### AIM OF THE EXERCISE
Reproduce verbatim the lines starting with the one that contains "Detect and localize" and continuing through the one that contains "- plot-area: TheBottleneck.com: [30, 10, 785, 773]", including both of those lines. Leave the pictures out of your reproduction.

### PROVIDED DATA
........

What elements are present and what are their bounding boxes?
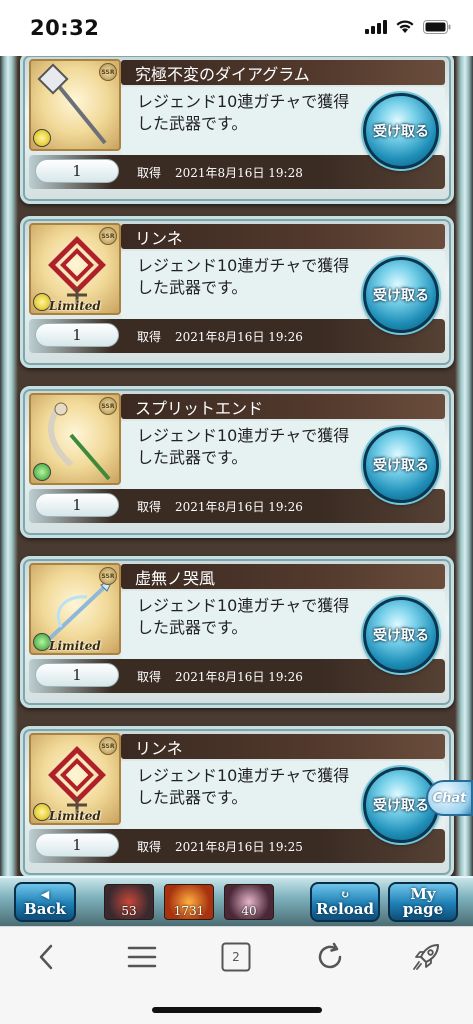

........

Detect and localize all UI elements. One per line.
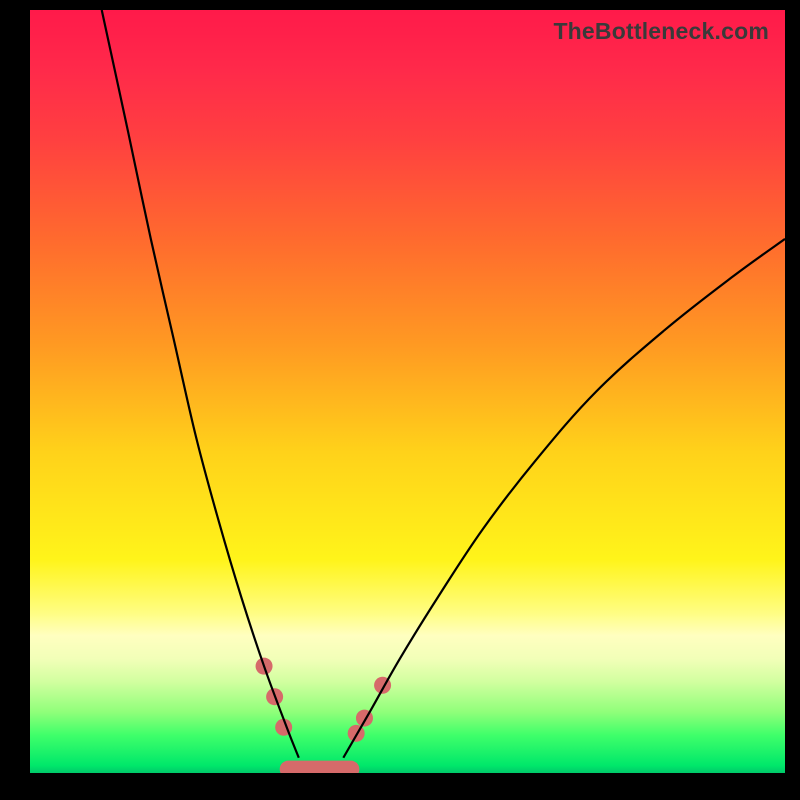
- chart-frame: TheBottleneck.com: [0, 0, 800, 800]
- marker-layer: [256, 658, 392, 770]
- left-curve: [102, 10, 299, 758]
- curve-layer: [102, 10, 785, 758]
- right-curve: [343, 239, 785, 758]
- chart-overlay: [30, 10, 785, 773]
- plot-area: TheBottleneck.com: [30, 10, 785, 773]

........

### RESPONSE TO THIS EXERCISE
Detect and localize all UI elements. One per line.
- chart-frame: TheBottleneck.com: [0, 0, 800, 800]
- marker-layer: [256, 658, 392, 770]
- left-curve: [102, 10, 299, 758]
- curve-layer: [102, 10, 785, 758]
- right-curve: [343, 239, 785, 758]
- chart-overlay: [30, 10, 785, 773]
- plot-area: TheBottleneck.com: [30, 10, 785, 773]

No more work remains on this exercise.